REQUIRED WORK: Give the entries back exactly, dropping each image.

ROWS:
• • • •

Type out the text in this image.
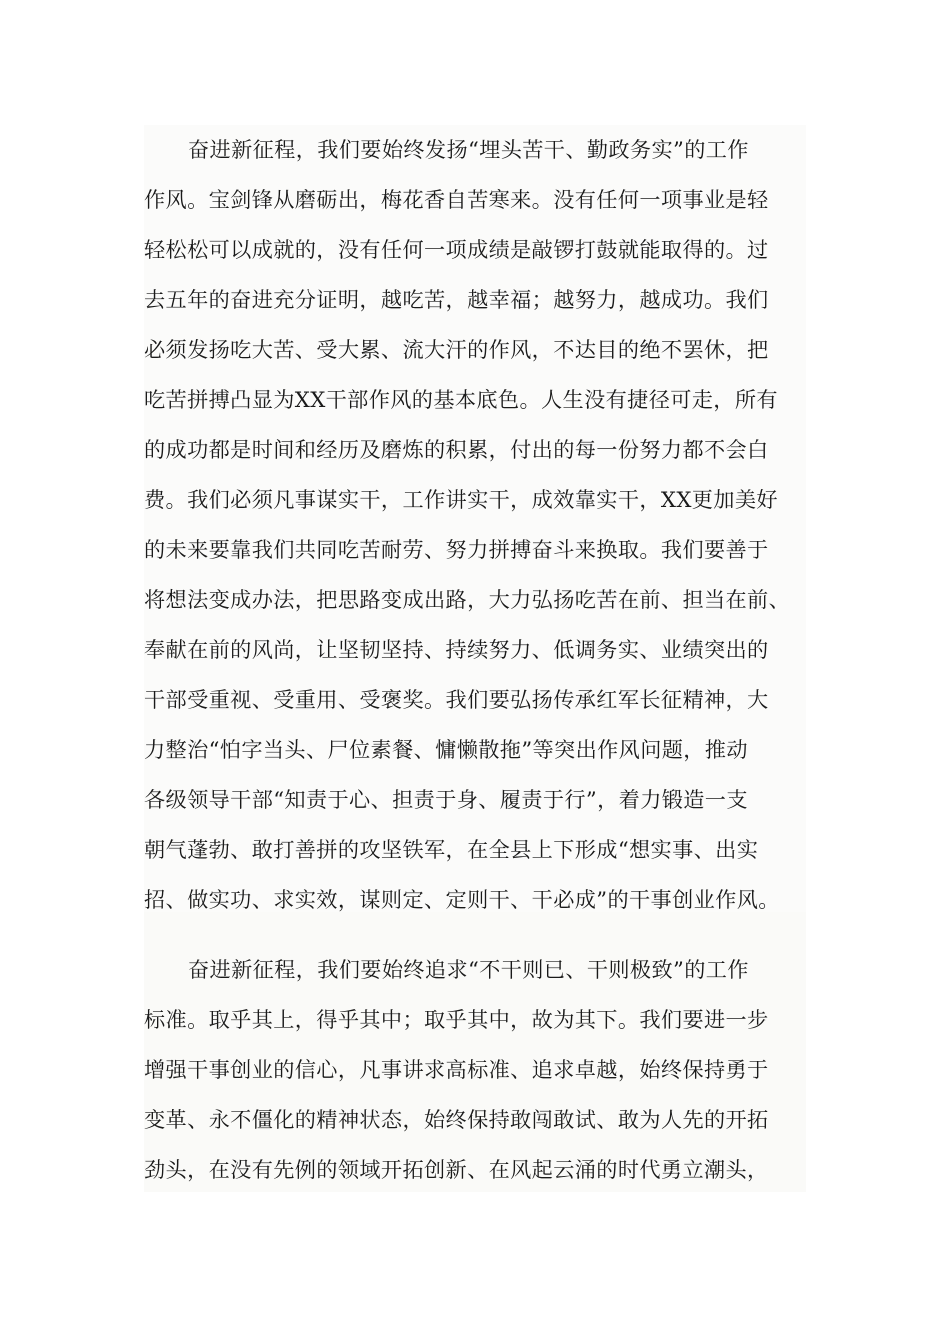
奋进新征程，我们要始终发扬“埋头苦干、勤政务实”的工作
作风。宝剑锋从磨砺出，梅花香自苦寒来。没有任何一项事业是轻
轻松松可以成就的，没有任何一项成绩是敲锣打鼓就能取得的。过
去五年的奋进充分证明，越吃苦，越幸福；越努力，越成功。我们
必须发扬吃大苦、受大累、流大汗的作风，不达目的绝不罢休，把
吃苦拼搏凸显为XX干部作风的基本底色。人生没有捷径可走，所有
的成功都是时间和经历及磨炼的积累，付出的每一份努力都不会白
费。我们必须凡事谋实干，工作讲实干，成效靠实干，XX更加美好
的未来要靠我们共同吃苦耐劳、努力拼搏奋斗来换取。我们要善于
将想法变成办法，把思路变成出路，大力弘扬吃苦在前、担当在前、
奉献在前的风尚，让坚韧坚持、持续努力、低调务实、业绩突出的
干部受重视、受重用、受褒奖。我们要弘扬传承红军长征精神，大
力整治“怕字当头、尸位素餐、慵懒散拖”等突出作风问题，推动
各级领导干部“知责于心、担责于身、履责于行”，着力锻造一支
朝气蓬勃、敢打善拼的攻坚铁军，在全县上下形成“想实事、出实
招、做实功、求实效，谋则定、定则干、干必成”的干事创业作风。
奋进新征程，我们要始终追求“不干则已、干则极致”的工作
标准。取乎其上，得乎其中；取乎其中，故为其下。我们要进一步
增强干事创业的信心，凡事讲求高标准、追求卓越，始终保持勇于
变革、永不僵化的精神状态，始终保持敢闯敢试、敢为人先的开拓
劲头，在没有先例的领域开拓创新、在风起云涌的时代勇立潮头，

• • • •

RESULT OF THIS EXERCISE:
Type out the text in this image.
奋进新征程，我们要始终发扬“埋头苦干、勤政务实”的工作
作风。宝剑锋从磨砺出，梅花香自苦寒来。没有任何一项事业是轻
轻松松可以成就的，没有任何一项成绩是敲锣打鼓就能取得的。过
去五年的奋进充分证明，越吃苦，越幸福；越努力，越成功。我们
必须发扬吃大苦、受大累、流大汗的作风，不达目的绝不罢休，把
吃苦拼搏凸显为XX干部作风的基本底色。人生没有捷径可走，所有
的成功都是时间和经历及磨炼的积累，付出的每一份努力都不会白
费。我们必须凡事谋实干，工作讲实干，成效靠实干，XX更加美好
的未来要靠我们共同吃苦耐劳、努力拼搏奋斗来换取。我们要善于
将想法变成办法，把思路变成出路，大力弘扬吃苦在前、担当在前、
奉献在前的风尚，让坚韧坚持、持续努力、低调务实、业绩突出的
干部受重视、受重用、受褒奖。我们要弘扬传承红军长征精神，大
力整治“怕字当头、尸位素餐、慵懒散拖”等突出作风问题，推动
各级领导干部“知责于心、担责于身、履责于行”，着力锻造一支
朝气蓬勃、敢打善拼的攻坚铁军，在全县上下形成“想实事、出实
招、做实功、求实效，谋则定、定则干、干必成”的干事创业作风。
奋进新征程，我们要始终追求“不干则已、干则极致”的工作
标准。取乎其上，得乎其中；取乎其中，故为其下。我们要进一步
增强干事创业的信心，凡事讲求高标准、追求卓越，始终保持勇于
变革、永不僵化的精神状态，始终保持敢闯敢试、敢为人先的开拓
劲头，在没有先例的领域开拓创新、在风起云涌的时代勇立潮头，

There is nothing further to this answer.